# Set problem:
Quote the listing in full, exactly as given, minus any pictures.

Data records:
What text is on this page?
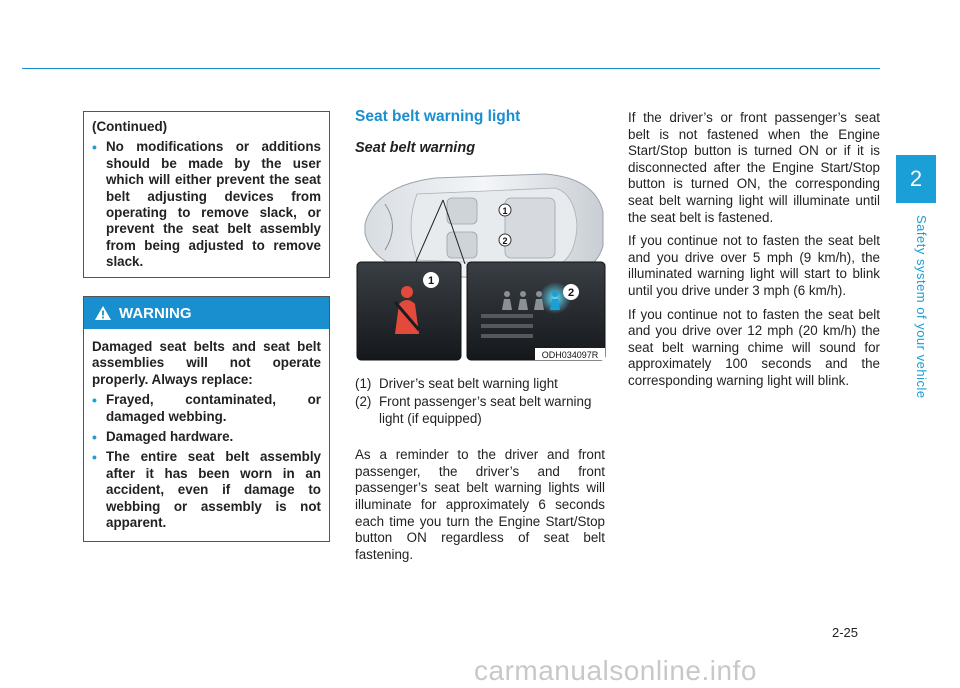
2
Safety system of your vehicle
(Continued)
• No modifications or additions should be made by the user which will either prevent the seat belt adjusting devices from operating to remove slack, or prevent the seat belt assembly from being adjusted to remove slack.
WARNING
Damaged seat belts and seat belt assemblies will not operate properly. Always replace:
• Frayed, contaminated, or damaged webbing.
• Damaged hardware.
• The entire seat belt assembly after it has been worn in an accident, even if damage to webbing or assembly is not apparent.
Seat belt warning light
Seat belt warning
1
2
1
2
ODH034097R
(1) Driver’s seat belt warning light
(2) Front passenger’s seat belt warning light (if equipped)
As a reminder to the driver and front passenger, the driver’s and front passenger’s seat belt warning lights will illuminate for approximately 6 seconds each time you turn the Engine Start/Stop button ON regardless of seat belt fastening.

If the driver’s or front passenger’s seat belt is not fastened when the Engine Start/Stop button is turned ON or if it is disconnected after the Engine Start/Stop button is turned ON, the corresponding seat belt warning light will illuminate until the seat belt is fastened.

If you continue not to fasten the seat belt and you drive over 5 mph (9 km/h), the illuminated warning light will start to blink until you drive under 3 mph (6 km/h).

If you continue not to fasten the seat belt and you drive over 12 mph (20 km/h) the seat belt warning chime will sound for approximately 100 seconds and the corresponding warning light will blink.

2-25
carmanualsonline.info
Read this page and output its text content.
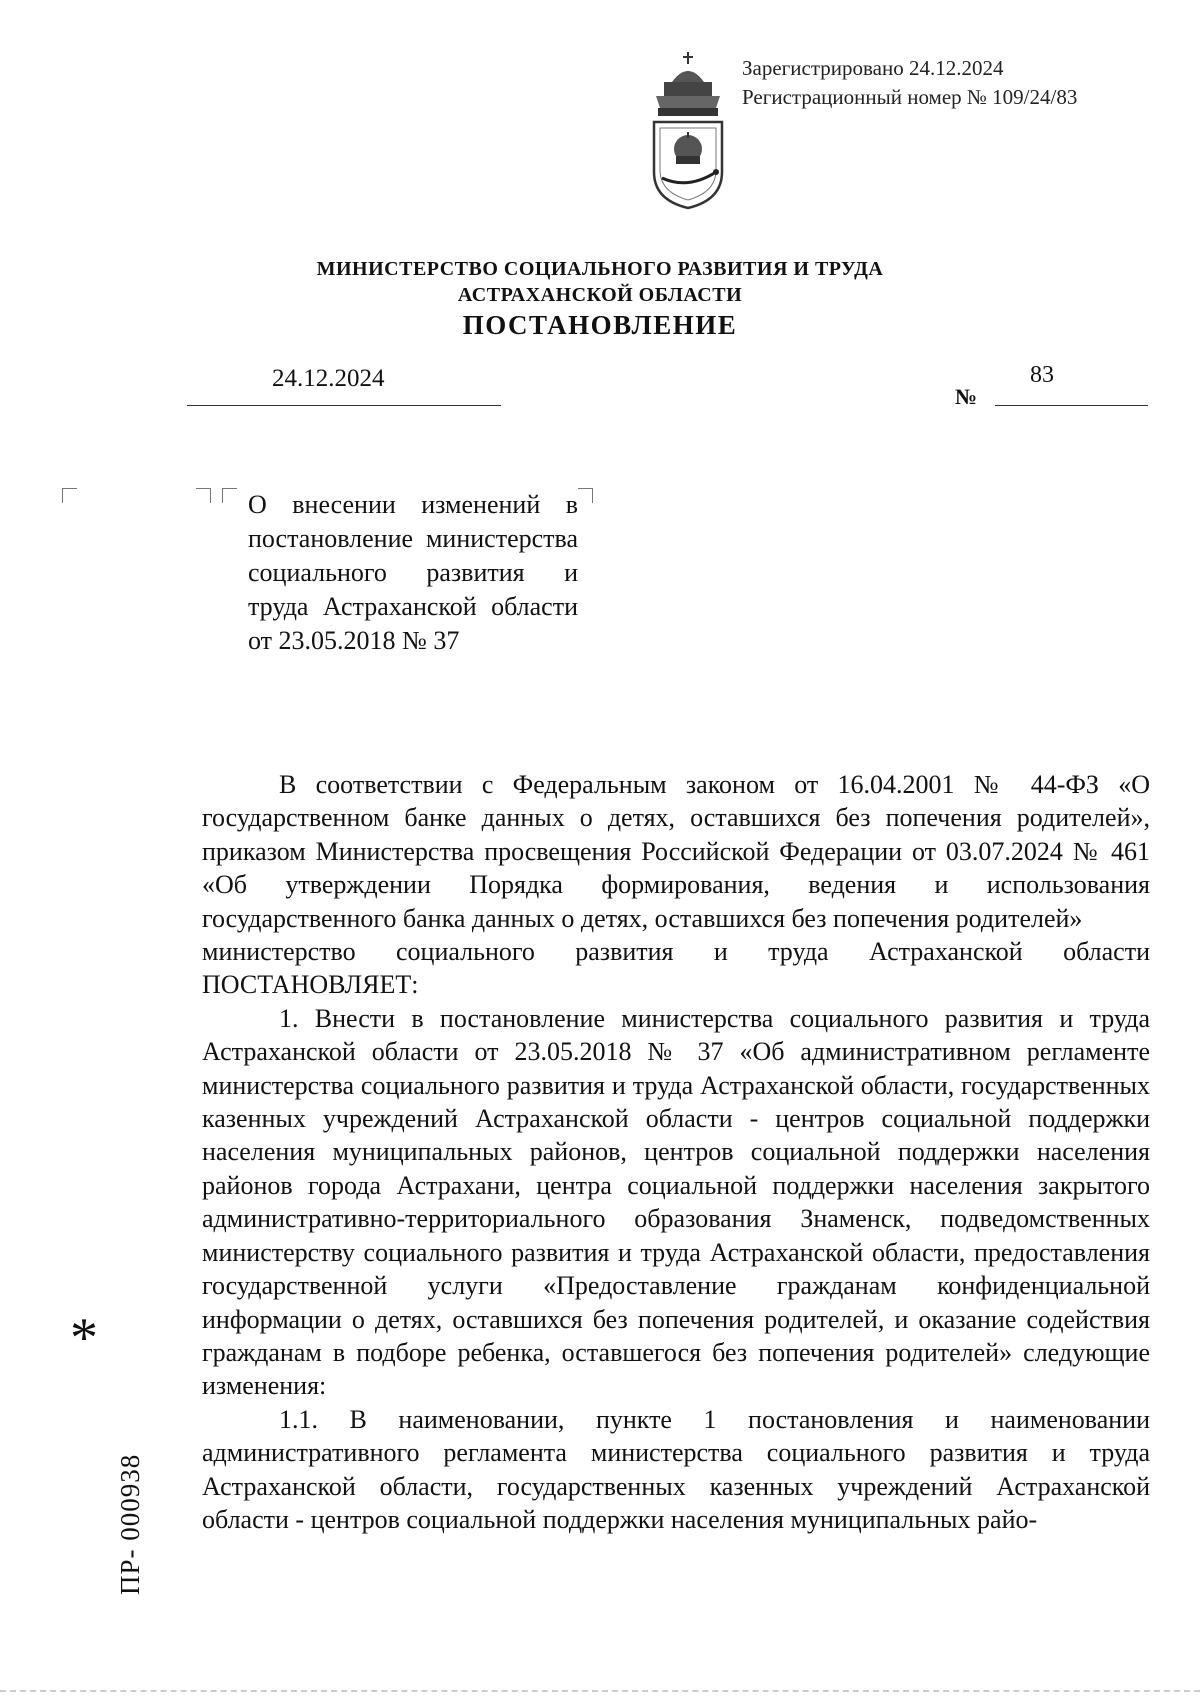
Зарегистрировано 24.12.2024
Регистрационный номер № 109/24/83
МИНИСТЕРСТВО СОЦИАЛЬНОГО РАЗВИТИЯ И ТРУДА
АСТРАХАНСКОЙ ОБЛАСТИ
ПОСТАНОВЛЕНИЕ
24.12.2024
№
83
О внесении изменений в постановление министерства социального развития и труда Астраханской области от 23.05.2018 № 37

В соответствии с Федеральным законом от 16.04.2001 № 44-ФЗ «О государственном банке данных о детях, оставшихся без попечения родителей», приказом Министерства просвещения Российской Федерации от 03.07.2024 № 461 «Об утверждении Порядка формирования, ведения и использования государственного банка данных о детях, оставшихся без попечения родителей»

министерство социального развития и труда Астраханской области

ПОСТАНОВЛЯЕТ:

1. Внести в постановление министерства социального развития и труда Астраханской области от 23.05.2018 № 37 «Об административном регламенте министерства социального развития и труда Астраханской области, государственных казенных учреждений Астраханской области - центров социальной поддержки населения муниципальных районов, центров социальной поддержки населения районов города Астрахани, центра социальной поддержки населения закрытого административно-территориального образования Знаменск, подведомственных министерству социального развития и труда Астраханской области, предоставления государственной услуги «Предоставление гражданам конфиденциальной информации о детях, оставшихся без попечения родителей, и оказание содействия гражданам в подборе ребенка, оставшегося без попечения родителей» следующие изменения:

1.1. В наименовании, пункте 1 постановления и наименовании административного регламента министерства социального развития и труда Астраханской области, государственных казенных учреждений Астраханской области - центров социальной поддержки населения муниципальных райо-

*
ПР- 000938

# Task solution:
What text is on this page?
2
Safety system of your vehicle
(Continued)
• No modifications or additions should be made by the user which will either prevent the seat belt adjusting devices from operating to remove slack, or prevent the seat belt assembly from being adjusted to remove slack.
WARNING
Damaged seat belts and seat belt assemblies will not operate properly. Always replace:
• Frayed, contaminated, or damaged webbing.
• Damaged hardware.
• The entire seat belt assembly after it has been worn in an accident, even if damage to webbing or assembly is not apparent.
Seat belt warning light
Seat belt warning
1
2
1
2
ODH034097R
(1) Driver’s seat belt warning light
(2) Front passenger’s seat belt warning light (if equipped)
As a reminder to the driver and front passenger, the driver’s and front passenger’s seat belt warning lights will illuminate for approximately 6 seconds each time you turn the Engine Start/Stop button ON regardless of seat belt fastening.

If the driver’s or front passenger’s seat belt is not fastened when the Engine Start/Stop button is turned ON or if it is disconnected after the Engine Start/Stop button is turned ON, the corresponding seat belt warning light will illuminate until the seat belt is fastened.

If you continue not to fasten the seat belt and you drive over 5 mph (9 km/h), the illuminated warning light will start to blink until you drive under 3 mph (6 km/h).

If you continue not to fasten the seat belt and you drive over 12 mph (20 km/h) the seat belt warning chime will sound for approximately 100 seconds and the corresponding warning light will blink.

2-25
carmanualsonline.info
Read this page and output its text content.
Зарегистрировано 24.12.2024
Регистрационный номер № 109/24/83
МИНИСТЕРСТВО СОЦИАЛЬНОГО РАЗВИТИЯ И ТРУДА
АСТРАХАНСКОЙ ОБЛАСТИ
ПОСТАНОВЛЕНИЕ
24.12.2024
№
83
О внесении изменений в постановление министерства социального развития и труда Астраханской области от 23.05.2018 № 37

В соответствии с Федеральным законом от 16.04.2001 № 44-ФЗ «О государственном банке данных о детях, оставшихся без попечения родителей», приказом Министерства просвещения Российской Федерации от 03.07.2024 № 461 «Об утверждении Порядка формирования, ведения и использования государственного банка данных о детях, оставшихся без попечения родителей»

министерство социального развития и труда Астраханской области

ПОСТАНОВЛЯЕТ:

1. Внести в постановление министерства социального развития и труда Астраханской области от 23.05.2018 № 37 «Об административном регламенте министерства социального развития и труда Астраханской области, государственных казенных учреждений Астраханской области - центров социальной поддержки населения муниципальных районов, центров социальной поддержки населения районов города Астрахани, центра социальной поддержки населения закрытого административно-территориального образования Знаменск, подведомственных министерству социального развития и труда Астраханской области, предоставления государственной услуги «Предоставление гражданам конфиденциальной информации о детях, оставшихся без попечения родителей, и оказание содействия гражданам в подборе ребенка, оставшегося без попечения родителей» следующие изменения:

1.1. В наименовании, пункте 1 постановления и наименовании административного регламента министерства социального развития и труда Астраханской области, государственных казенных учреждений Астраханской области - центров социальной поддержки населения муниципальных райо-

*
ПР- 000938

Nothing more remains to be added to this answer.